页面摘录:
Treap是一种改进的BST(二叉查找树,Binary Search Tree)平衡树,Treap的命名来自于Tree+Heap,其旋转的依据是节点随机权值满足堆序性。通常我们将其规定为小根堆。Treap是常见的平衡树的种类。
我们用结构体Node
存放平衡树每个节点的信息,下面是Node
的实现。
struct Node {
int lch, rch, val, rnd, siz, cnt;
// 从左到右依次是左儿子,右儿子,节点值,随机权值,子树大小,这个数的出现次数
} treap[MAXN];
旋转是Treap的基本操作之一。Treap的旋转分为左旋和右旋两种,如下图所示。
右旋指将左儿子提到根,将根向下移动到右儿子。左旋是右旋的相反操作。这两种操作有助于保证树的平衡。至于旋转后是否满足堆序性,看旋转操作的过程就可以证明。
下面是左旋和右旋的实现。
inline void lrotate(int &a) {
int b = treap[a].rch;
treap[a].rch = treap[b].lch;
treap[b].lch = a;
treap[b].siz = treap[a].siz;
calsiz(a);
a = b;
}
inline void rrotate(int &a) {
int b = treap[a].lch;
treap[a].lch = treap[b].rch;
treap[b].rch = a;
treap[b].siz = treap[a].siz;
calsiz(a);
a = b;
}
旋转完毕后,a的值就是新的根。

提取信息:
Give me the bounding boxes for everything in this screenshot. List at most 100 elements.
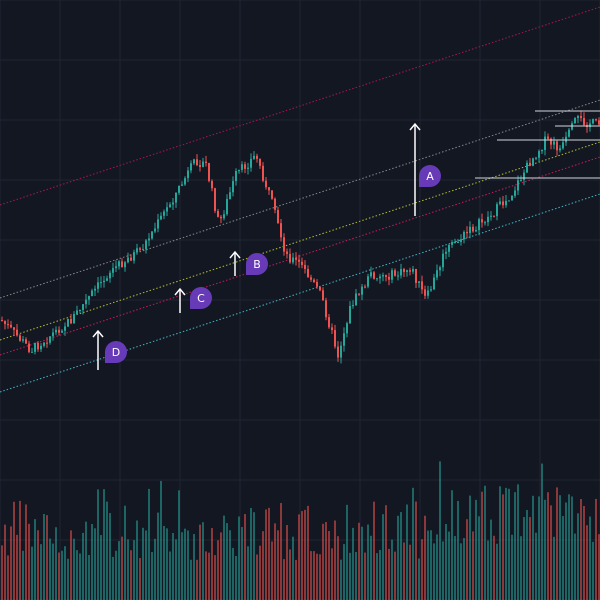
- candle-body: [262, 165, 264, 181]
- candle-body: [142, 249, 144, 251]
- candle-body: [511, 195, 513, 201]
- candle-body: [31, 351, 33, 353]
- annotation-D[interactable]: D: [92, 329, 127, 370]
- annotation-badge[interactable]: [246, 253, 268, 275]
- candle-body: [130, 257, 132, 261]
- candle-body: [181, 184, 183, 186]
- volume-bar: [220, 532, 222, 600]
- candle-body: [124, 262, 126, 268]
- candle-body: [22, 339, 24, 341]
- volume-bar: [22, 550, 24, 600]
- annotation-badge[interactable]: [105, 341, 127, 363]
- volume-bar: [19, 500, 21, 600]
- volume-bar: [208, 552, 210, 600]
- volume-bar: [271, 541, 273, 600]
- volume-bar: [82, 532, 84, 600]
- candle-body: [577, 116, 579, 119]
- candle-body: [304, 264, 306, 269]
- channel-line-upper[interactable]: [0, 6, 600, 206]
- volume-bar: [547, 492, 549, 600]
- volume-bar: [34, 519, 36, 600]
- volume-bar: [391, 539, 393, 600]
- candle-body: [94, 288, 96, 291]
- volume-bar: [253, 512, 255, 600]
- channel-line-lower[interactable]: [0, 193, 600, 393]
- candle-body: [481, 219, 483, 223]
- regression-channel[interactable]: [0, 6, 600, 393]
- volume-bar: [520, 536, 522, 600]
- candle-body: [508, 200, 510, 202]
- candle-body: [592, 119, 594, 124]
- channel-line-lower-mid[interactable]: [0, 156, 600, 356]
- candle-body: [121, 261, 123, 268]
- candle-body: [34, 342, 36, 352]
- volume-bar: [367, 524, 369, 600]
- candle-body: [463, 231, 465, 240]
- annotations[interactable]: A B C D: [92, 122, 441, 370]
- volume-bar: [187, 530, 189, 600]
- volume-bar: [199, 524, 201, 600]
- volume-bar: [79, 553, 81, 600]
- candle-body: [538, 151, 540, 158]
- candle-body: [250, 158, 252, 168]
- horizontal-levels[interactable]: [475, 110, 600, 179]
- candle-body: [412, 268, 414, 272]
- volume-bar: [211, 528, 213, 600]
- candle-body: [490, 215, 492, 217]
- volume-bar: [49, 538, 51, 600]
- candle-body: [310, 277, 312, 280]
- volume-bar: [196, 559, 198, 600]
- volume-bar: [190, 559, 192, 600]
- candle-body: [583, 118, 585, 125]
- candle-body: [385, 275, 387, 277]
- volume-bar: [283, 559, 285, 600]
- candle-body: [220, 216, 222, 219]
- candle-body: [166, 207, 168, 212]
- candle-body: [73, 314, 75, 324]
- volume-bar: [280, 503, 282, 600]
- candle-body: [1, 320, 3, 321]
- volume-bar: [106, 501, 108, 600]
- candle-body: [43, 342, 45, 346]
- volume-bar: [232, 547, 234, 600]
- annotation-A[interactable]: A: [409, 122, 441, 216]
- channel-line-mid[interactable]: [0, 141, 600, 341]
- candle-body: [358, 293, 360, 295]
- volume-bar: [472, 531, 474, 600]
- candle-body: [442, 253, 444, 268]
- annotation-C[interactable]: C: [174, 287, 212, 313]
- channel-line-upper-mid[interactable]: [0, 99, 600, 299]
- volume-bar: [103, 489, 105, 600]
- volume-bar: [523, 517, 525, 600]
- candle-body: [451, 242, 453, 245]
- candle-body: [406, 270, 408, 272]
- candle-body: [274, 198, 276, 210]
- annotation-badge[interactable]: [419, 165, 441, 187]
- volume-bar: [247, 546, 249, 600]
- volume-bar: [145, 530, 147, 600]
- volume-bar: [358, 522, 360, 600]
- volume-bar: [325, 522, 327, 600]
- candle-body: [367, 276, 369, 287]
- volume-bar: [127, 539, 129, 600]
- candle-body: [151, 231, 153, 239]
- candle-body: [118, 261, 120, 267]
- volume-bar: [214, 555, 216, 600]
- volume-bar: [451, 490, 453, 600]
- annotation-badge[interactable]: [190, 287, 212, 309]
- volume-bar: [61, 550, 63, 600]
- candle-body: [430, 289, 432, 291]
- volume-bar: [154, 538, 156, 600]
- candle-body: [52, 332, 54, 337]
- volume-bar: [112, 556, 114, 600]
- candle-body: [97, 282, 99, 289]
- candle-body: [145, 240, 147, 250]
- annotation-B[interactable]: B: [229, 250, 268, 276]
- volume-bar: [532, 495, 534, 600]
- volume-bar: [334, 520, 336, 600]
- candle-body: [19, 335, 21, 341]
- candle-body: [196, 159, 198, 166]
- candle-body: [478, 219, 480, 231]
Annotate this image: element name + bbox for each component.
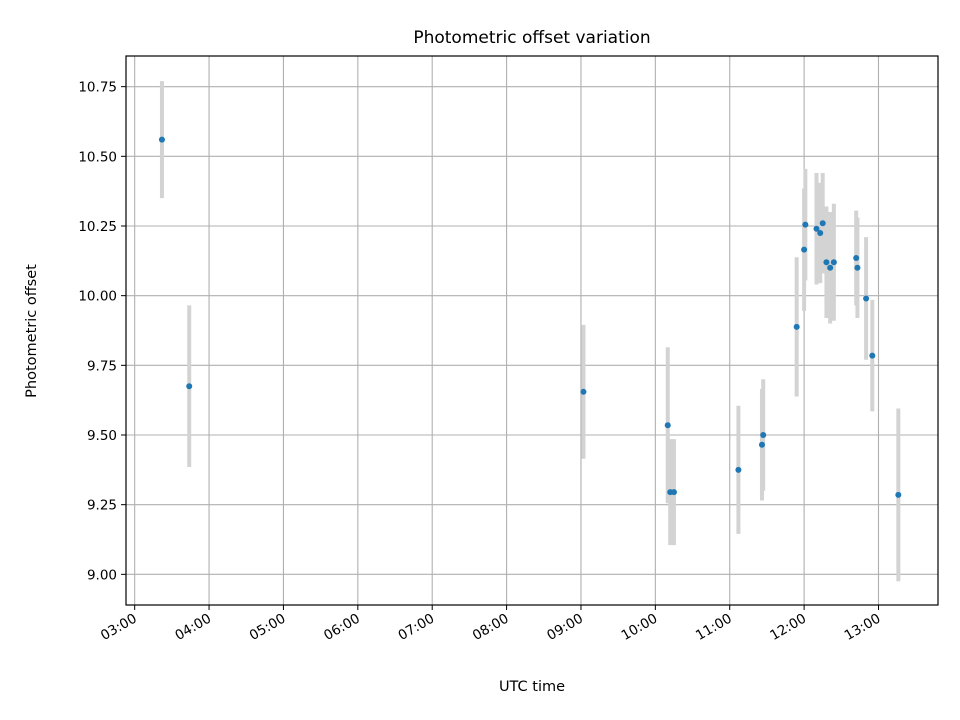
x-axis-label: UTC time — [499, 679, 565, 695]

任务 A: 判断下列陈述是否与关于Treap的摘录相符:(i) Treap通常被规定为小根堆;(ii) 右旋是将右儿子提到根;(iii) 结构体Node中的cnt表示子树大小。每项回答"是"或"否",并逐字引用摘录中起决定作用的原文。
任务 B: 接着关于Treap的摘录的最后一句续写下去。

最终答案 A:
(i) 是。"通常我们将其规定为小根堆。"
(ii) 否。"右旋指将左儿子提到根,将根向下移动到右儿子。"
(iii) 否。"从左到右依次是左儿子,右儿子,节点值,随机权值,子树大小,这个数的出现次数"

最终答案 B:
插入的操作如图所示。
先按照BST的性质(比当前节点的数小的都在左子树,否则在右子树)找到需要插入的位置,然后新建节点放进去。此时,如果发现左右儿子有不满足堆序性的情况,将其旋转至满足堆序性。
下面是插入操作的实现。
inline void insert(int &p, int val) {
if(!p) {
p = newnode();
treap[p].val = val;
treap[p].rnd = rand();
treap[p].siz = treap[p].cnt = 1;
return;
}
treap[p].siz++;
if(treap[p].val == val) {
treap[p].cnt++;
} else if(treap[p].val > val) {
insert(treap[p].lch, val);
if(treap[treap[p].lch].rnd < treap[p].rnd) rrotate(p);
} else {
insert(treap[p].rch, val);
if(treap[treap[p].rch].rnd < treap[p].rnd) lrotate(p);
}
}
插入操作完成后p会修改为树根。
删除的操作如图所示。
删除操作首先找到这个要删的点,如果出现次数超过1次直接删出现次数即可。否则需要删除这个点,把这个点转到至多有一棵子树的位置,然后将子树接上来,直接删除即可。
下面是删除操作的实现。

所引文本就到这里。